Copy out each line of the material in which the word "Munkaidőkeret" appears.

Dataset entries

^^^^^^^^^^^^^^^^

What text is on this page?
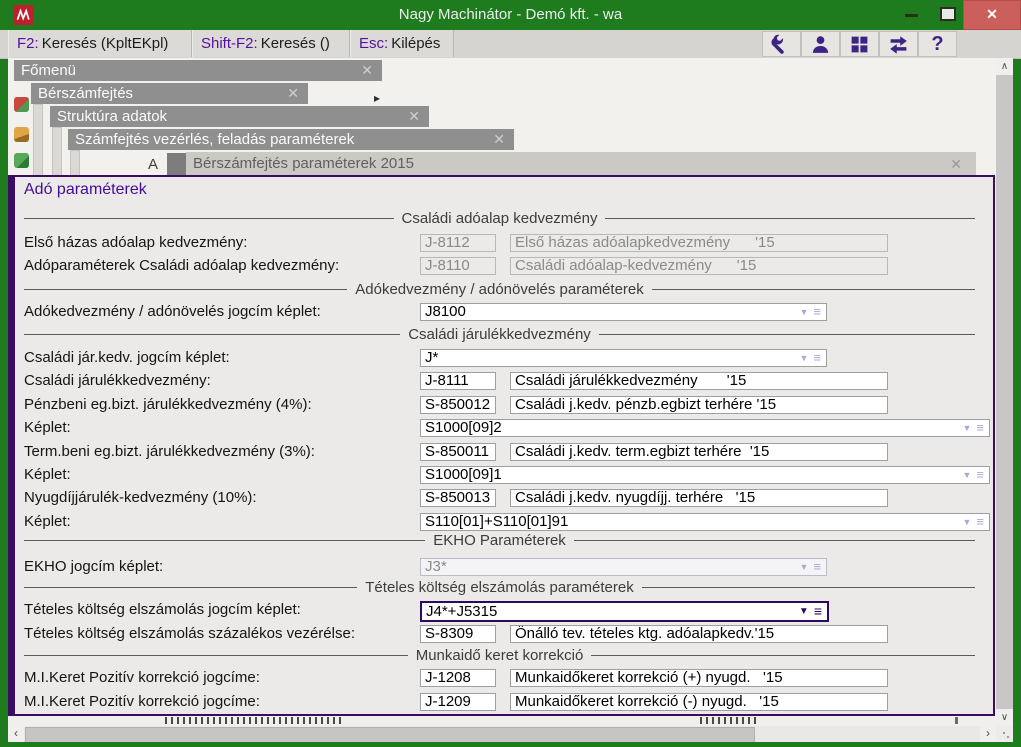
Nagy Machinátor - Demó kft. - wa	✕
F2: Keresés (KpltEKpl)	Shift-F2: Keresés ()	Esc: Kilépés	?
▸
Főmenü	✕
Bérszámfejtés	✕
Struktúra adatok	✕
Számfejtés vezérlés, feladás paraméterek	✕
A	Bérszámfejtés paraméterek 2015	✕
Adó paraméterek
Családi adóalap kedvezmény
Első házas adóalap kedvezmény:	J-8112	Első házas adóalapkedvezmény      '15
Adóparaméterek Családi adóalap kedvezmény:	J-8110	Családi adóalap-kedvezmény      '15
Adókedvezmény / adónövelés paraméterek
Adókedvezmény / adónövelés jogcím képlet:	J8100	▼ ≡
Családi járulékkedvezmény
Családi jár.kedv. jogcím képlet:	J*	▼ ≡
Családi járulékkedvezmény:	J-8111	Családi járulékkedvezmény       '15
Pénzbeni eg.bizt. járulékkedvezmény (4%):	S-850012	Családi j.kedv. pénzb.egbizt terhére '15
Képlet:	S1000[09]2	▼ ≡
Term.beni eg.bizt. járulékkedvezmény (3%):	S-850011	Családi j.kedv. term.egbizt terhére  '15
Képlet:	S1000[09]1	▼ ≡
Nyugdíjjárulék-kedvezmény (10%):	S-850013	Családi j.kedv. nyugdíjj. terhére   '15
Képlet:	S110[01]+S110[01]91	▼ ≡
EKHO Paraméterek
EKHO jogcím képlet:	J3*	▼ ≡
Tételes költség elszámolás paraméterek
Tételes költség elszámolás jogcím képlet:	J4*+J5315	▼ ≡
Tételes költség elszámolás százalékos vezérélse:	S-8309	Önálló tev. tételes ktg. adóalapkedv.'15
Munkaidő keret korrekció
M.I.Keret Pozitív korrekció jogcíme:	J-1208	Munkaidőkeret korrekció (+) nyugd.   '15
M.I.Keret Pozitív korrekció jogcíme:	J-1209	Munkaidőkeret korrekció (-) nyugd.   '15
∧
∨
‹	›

^^^^^^^^^^^^^^^^

> _Solution to the exercise_
M.I.Keret Pozitív korrekció jogcíme:	J-1208	Munkaidőkeret korrekció (+) nyugd.   '15
M.I.Keret Pozitív korrekció jogcíme:	J-1209	Munkaidőkeret korrekció (-) nyugd.   '15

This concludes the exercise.